What is asked:
Check each line of the data below for the word "импл", then extract the ones that have it.

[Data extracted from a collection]
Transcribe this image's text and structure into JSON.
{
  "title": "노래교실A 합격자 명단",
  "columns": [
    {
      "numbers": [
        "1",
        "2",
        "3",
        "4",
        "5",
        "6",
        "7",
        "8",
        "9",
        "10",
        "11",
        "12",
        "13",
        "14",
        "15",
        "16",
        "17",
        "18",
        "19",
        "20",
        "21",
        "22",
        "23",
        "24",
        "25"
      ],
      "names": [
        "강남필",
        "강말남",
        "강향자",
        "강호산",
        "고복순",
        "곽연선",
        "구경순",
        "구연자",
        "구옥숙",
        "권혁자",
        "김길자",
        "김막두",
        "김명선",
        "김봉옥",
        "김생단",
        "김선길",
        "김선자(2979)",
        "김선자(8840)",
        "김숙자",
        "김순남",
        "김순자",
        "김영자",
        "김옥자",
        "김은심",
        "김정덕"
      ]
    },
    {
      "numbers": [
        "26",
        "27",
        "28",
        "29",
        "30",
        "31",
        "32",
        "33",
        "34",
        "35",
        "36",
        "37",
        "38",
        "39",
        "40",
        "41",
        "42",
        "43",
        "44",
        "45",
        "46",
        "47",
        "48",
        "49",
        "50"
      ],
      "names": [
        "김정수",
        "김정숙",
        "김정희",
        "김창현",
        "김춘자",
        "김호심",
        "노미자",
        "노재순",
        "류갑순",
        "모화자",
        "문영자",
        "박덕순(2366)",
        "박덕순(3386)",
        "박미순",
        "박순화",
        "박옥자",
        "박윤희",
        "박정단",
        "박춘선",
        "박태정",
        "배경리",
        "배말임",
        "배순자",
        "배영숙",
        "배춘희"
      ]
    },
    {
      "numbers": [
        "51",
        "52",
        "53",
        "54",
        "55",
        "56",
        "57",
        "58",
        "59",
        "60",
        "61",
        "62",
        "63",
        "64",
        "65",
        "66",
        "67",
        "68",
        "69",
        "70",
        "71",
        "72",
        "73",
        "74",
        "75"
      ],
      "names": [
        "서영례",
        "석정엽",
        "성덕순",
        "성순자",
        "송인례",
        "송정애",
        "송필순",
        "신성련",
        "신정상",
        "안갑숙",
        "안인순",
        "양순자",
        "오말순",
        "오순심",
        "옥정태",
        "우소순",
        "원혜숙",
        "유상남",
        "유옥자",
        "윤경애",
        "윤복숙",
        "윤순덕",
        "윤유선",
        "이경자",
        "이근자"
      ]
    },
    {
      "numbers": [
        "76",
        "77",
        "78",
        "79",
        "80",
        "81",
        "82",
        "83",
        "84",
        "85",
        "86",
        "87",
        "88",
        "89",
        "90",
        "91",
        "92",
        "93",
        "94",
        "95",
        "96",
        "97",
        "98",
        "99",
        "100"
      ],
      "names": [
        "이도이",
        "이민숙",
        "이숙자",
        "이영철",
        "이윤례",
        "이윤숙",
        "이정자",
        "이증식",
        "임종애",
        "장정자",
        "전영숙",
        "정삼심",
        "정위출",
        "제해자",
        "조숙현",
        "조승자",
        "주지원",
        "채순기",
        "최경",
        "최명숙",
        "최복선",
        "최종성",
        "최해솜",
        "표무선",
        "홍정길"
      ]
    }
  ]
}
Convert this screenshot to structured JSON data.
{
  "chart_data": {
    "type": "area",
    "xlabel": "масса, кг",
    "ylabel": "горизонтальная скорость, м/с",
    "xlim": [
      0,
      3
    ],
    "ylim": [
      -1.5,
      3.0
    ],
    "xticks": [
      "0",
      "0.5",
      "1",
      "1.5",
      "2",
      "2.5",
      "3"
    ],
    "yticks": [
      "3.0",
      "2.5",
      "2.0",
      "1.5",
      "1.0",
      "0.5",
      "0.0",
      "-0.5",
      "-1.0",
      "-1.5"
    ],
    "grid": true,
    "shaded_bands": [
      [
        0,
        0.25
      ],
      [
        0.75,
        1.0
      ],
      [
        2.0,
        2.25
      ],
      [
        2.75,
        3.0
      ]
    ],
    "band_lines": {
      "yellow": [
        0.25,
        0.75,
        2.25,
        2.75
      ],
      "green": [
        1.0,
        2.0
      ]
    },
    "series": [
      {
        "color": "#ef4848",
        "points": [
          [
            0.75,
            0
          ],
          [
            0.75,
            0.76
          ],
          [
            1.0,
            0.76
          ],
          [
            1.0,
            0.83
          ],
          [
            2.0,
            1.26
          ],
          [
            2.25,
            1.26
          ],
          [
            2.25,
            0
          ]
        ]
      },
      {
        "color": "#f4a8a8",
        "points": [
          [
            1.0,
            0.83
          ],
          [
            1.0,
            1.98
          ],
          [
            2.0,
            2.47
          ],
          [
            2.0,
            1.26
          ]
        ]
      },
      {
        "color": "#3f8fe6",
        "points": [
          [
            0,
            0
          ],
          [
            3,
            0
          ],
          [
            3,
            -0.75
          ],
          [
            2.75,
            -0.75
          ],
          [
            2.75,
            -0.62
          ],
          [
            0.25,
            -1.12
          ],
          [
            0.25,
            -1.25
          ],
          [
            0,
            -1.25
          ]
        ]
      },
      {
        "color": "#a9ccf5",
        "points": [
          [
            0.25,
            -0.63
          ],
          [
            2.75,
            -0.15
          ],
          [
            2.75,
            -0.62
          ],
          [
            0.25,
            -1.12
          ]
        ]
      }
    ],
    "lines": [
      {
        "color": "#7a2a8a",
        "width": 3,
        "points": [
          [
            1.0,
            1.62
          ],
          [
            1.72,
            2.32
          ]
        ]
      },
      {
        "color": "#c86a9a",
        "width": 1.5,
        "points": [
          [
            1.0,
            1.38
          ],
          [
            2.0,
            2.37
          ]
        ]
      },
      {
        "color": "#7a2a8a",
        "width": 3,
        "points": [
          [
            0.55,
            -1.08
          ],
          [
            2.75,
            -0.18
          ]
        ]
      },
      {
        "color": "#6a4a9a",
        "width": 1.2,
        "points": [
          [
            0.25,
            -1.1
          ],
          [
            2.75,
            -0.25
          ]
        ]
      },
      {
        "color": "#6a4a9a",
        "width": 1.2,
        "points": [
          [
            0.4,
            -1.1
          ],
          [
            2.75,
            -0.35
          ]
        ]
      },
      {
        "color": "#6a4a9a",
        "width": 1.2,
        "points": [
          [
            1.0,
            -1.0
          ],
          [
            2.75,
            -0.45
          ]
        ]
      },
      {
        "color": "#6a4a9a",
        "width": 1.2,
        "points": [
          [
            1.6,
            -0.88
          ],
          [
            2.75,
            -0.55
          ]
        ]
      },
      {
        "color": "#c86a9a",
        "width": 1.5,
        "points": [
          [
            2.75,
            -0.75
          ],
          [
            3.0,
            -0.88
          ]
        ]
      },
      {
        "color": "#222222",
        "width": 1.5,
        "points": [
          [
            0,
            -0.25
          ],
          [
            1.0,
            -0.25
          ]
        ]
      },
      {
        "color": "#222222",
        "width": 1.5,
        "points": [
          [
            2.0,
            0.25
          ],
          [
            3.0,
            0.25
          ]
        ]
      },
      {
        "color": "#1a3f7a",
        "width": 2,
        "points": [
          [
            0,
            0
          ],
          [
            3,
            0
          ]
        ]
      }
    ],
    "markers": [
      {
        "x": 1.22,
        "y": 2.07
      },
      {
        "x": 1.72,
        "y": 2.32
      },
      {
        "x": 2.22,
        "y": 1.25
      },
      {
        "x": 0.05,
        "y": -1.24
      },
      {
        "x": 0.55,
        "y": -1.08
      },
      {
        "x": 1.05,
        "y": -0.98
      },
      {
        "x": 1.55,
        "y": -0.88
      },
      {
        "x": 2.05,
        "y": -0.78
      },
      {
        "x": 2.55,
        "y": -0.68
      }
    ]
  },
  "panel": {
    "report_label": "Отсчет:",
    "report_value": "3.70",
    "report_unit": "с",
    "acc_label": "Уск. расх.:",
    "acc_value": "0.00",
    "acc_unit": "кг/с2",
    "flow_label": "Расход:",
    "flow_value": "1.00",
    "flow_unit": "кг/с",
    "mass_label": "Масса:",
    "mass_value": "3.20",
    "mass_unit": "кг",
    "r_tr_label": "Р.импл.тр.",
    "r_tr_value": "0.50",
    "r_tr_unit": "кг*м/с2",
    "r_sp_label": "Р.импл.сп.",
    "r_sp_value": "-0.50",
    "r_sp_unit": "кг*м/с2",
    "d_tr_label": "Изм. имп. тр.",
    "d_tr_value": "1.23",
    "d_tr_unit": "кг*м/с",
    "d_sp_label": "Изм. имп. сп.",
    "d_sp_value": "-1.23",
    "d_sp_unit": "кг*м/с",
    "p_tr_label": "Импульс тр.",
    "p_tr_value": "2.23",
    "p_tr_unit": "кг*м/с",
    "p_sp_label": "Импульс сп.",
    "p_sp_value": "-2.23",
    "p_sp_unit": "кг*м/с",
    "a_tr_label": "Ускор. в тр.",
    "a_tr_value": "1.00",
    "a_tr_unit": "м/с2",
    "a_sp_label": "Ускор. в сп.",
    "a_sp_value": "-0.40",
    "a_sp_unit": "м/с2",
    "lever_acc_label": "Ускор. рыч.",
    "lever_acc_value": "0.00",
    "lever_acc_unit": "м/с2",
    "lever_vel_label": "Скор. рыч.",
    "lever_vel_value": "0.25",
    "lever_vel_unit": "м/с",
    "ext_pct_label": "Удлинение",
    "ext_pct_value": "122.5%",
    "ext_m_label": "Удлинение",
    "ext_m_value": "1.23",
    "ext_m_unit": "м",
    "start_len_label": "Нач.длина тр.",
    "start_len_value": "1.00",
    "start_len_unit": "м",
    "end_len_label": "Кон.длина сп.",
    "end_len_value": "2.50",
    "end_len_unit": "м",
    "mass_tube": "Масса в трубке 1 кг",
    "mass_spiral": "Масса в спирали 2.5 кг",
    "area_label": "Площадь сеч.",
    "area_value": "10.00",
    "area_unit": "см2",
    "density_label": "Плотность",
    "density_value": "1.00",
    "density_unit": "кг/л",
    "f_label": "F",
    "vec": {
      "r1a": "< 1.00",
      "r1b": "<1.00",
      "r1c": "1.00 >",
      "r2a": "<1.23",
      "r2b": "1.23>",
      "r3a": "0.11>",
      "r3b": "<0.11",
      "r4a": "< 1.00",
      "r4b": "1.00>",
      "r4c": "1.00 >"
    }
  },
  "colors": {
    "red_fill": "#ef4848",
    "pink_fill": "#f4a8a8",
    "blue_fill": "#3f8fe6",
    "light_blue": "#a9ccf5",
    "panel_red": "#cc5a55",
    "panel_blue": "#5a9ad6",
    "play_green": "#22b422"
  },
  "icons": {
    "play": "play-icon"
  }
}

Result of this exercise:
    "r_tr_label": "Р.импл.тр.",
    "r_sp_label": "Р.импл.сп.",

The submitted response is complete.